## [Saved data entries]
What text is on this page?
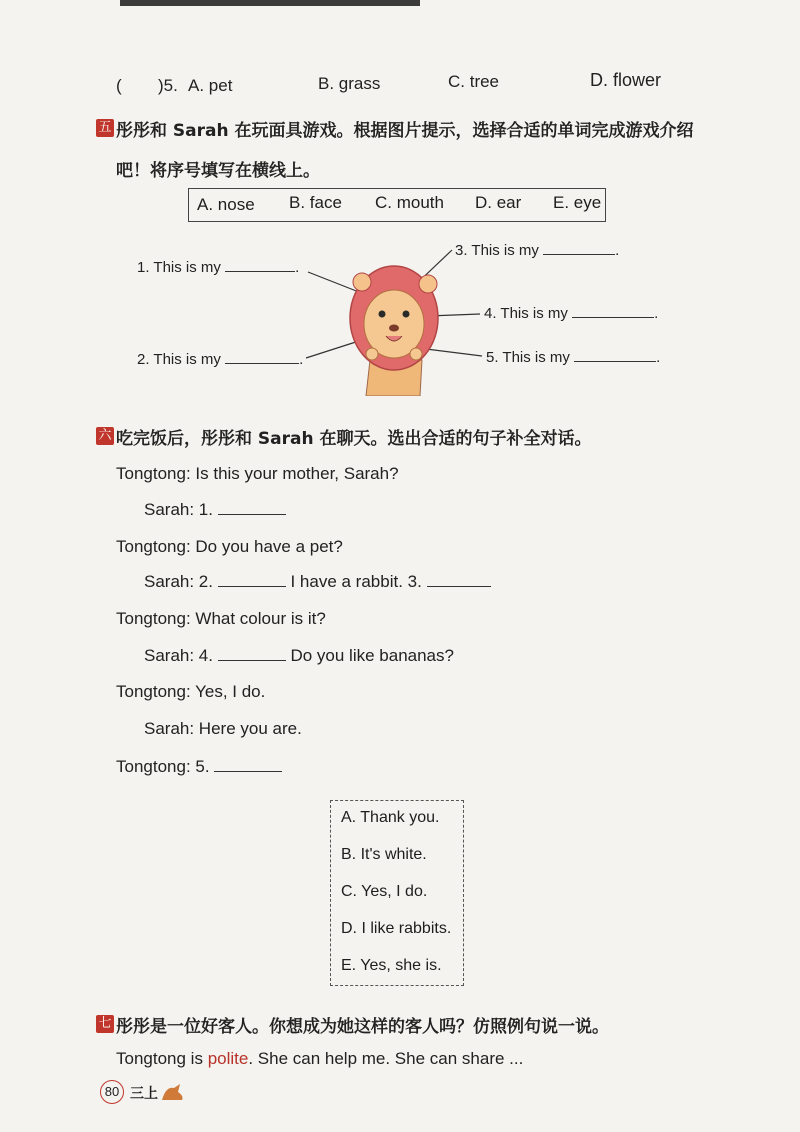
( )5. A. pet	B. grass	C. tree	D. flower
五 彤彤和 Sarah 在玩面具游戏。根据图片提示，选择合适的单词完成游戏介绍
吧！将序号填写在横线上。
A. nose B. face C. mouth D. ear E. eye
1. This is my	.
2. This is my	.
3. This is my	.
4. This is my	.
5. This is my	.
六 吃完饭后，彤彤和 Sarah 在聊天。选出合适的句子补全对话。
Tongtong: Is this your mother, Sarah?
Sarah: 1.
Tongtong: Do you have a pet?
Sarah: 2.	I have a rabbit. 3.
Tongtong: What colour is it?
Sarah: 4.	Do you like bananas?
Tongtong: Yes, I do.
Sarah: Here you are.
Tongtong: 5.
A. Thank you.
B. It's white.
C. Yes, I do.
D. I like rabbits.
E. Yes, she is.
七 彤彤是一位好客人。你想成为她这样的客人吗？仿照例句说一说。
Tongtong is polite. She can help me. She can share ...
80 三上
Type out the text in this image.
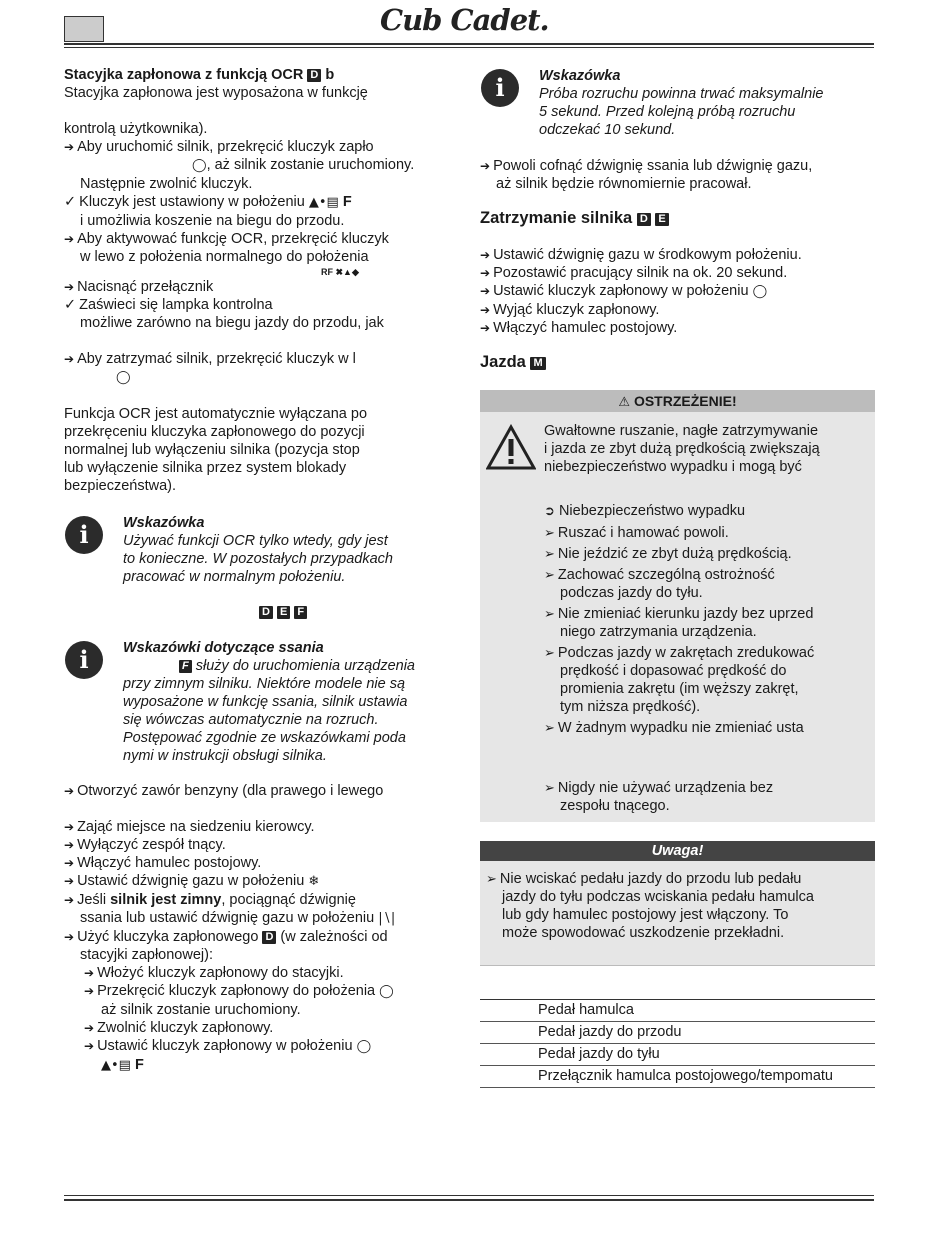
Cub Cadet.

Stacyjka zapłonowa z funkcją OCR D b

Stacyjka zapłonowa jest wyposażona w funkcję

kontrolą użytkownika).

➔ Aby uruchomić silnik, przekręcić kluczyk zapło

◯, aż silnik zostanie uruchomiony.

Następnie zwolnić kluczyk.

✓ Kluczyk jest ustawiony w położeniu ▲•▤ F

i umożliwia koszenie na biegu do przodu.

➔ Aby aktywować funkcję OCR, przekręcić kluczyk

w lewo z położenia normalnego do położenia

RF ✖▲◆

➔ Nacisnąć przełącznik

✓ Zaświeci się lampka kontrolna

możliwe zarówno na biegu jazdy do przodu, jak

➔ Aby zatrzymać silnik, przekręcić kluczyk w l

◯

Funkcja OCR jest automatycznie wyłączana po

przekręceniu kluczyka zapłonowego do pozycji

normalnej lub wyłączeniu silnika (pozycja stop

lub wyłączenie silnika przez system blokady

bezpieczeństwa).

i	Wskazówka

Używać funkcji OCR tylko wtedy, gdy jest

to konieczne. W pozostałych przypadkach

pracować w normalnym położeniu.

D E F
i	Wskazówki dotyczące ssania

F służy do uruchomienia urządzenia

przy zimnym silniku. Niektóre modele nie są

wyposażone w funkcję ssania, silnik ustawia

się wówczas automatycznie na rozruch.

Postępować zgodnie ze wskazówkami poda

nymi w instrukcji obsługi silnika.

➔ Otworzyć zawór benzyny (dla prawego i lewego

➔ Zająć miejsce na siedzeniu kierowcy.

➔ Wyłączyć zespół tnący.

➔ Włączyć hamulec postojowy.

➔ Ustawić dźwignię gazu w położeniu ❄

➔ Jeśli silnik jest zimny, pociągnąć dźwignię

ssania lub ustawić dźwignię gazu w położeniu |∖|

➔ Użyć kluczyka zapłonowego D (w zależności od

stacyjki zapłonowej):

➔ Włożyć kluczyk zapłonowy do stacyjki.

➔ Przekręcić kluczyk zapłonowy do położenia ◯

aż silnik zostanie uruchomiony.

➔ Zwolnić kluczyk zapłonowy.

➔ Ustawić kluczyk zapłonowy w położeniu ◯

▲•▤ F

i	Wskazówka

Próba rozruchu powinna trwać maksymalnie

5 sekund. Przed kolejną próbą rozruchu

odczekać 10 sekund.

➔ Powoli cofnąć dźwignię ssania lub dźwignię gazu,

aż silnik będzie równomiernie pracował.

Zatrzymanie silnika D E

➔ Ustawić dźwignię gazu w środkowym położeniu.

➔ Pozostawić pracujący silnik na ok. 20 sekund.

➔ Ustawić kluczyk zapłonowy w położeniu ◯

➔ Wyjąć kluczyk zapłonowy.

➔ Włączyć hamulec postojowy.

Jazda M
⚠ OSTRZEŻENIE!

Gwałtowne ruszanie, nagłe zatrzymywanie

i jazda ze zbyt dużą prędkością zwiększają

niebezpieczeństwo wypadku i mogą być

➲ Niebezpieczeństwo wypadku

➢ Ruszać i hamować powoli.

➢ Nie jeździć ze zbyt dużą prędkością.

➢ Zachować szczególną ostrożność

podczas jazdy do tyłu.

➢ Nie zmieniać kierunku jazdy bez uprzed

niego zatrzymania urządzenia.

➢ Podczas jazdy w zakrętach zredukować

prędkość i dopasować prędkość do

promienia zakrętu (im węższy zakręt,

tym niższa prędkość).

➢ W żadnym wypadku nie zmieniać usta

➢ Nigdy nie używać urządzenia bez

zespołu tnącego.

Uwaga!

➢ Nie wciskać pedału jazdy do przodu lub pedału

jazdy do tyłu podczas wciskania pedału hamulca

lub gdy hamulec postojowy jest włączony. To

może spowodować uszkodzenie przekładni.

Pedał hamulca
Pedał jazdy do przodu
Pedał jazdy do tyłu
Przełącznik hamulca postojowego/tempomatu
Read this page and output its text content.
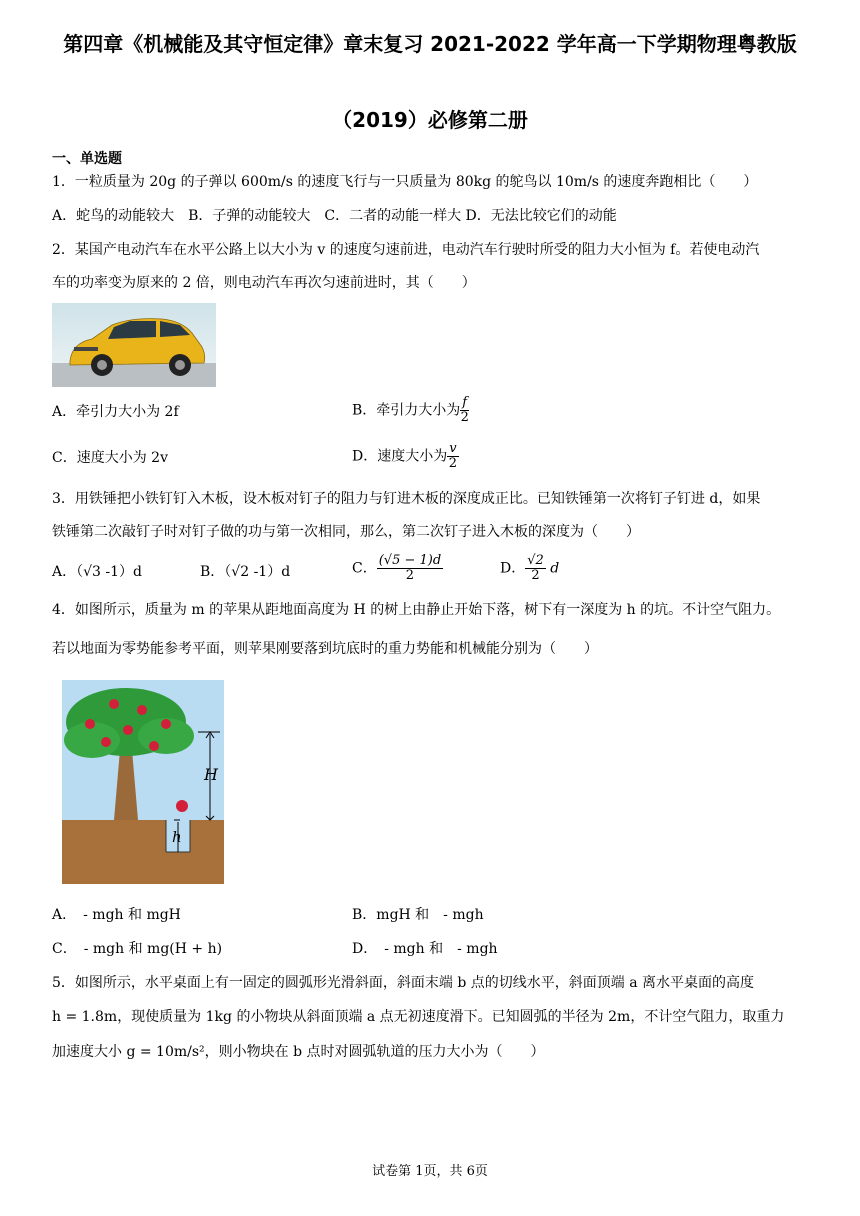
第四章《机械能及其守恒定律》章末复习 2021-2022 学年高一下学期物理粤教版
（2019）必修第二册
一、单选题
1．一粒质量为 20g 的子弹以 600m/s 的速度飞行与一只质量为 80kg 的鸵鸟以 10m/s 的速度奔跑相比（　　）
A．蛇鸟的动能较大　B．子弹的动能较大　C．二者的动能一样大 D．无法比较它们的动能
2．某国产电动汽车在水平公路上以大小为 v 的速度匀速前进，电动汽车行驶时所受的阻力大小恒为 f。若使电动汽
车的功率变为原来的 2 倍，则电动汽车再次匀速前进时，其（　　）
A．牵引力大小为 2f	B．牵引力大小为 $\frac{f}{2}$
C．速度大小为 2v	D．速度大小为 $\frac{v}{2}$
3．用铁锤把小铁钉钉入木板，设木板对钉子的阻力与钉进木板的深度成正比。已知铁锤第一次将钉子钉进 d，如果
铁锤第二次敲钉子时对钉子做的功与第一次相同，那么，第二次钉子进入木板的深度为（　　）
A．（√3 -1）d	B．（√2 -1）d	C． $\frac{(√5 - 1)d}{2}$	D． $\frac{√2}{2}$ d
4．如图所示，质量为 m 的苹果从距地面高度为 H 的树上由静止开始下落，树下有一深度为 h 的坑。不计空气阻力。
若以地面为零势能参考平面，则苹果刚要落到坑底时的重力势能和机械能分别为（　　）
H
h
A．　- mgh 和 mgH	B．mgH 和　- mgh
C．　- mgh 和 mg(H + h)	D．　- mgh 和　- mgh
5．如图所示，水平桌面上有一固定的圆弧形光滑斜面，斜面末端 b 点的切线水平，斜面顶端 a 离水平桌面的高度
h = 1.8m，现使质量为 1kg 的小物块从斜面顶端 a 点无初速度滑下。已知圆弧的半径为 2m，不计空气阻力，取重力
加速度大小 g = 10m/s²，则小物块在 b 点时对圆弧轨道的压力大小为（　　）
试卷第 1页，共 6页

## [Requirements]
Looking at the material above, count the lines containing the string "funkcję" and reply with the count alone.

## [Correct output]
3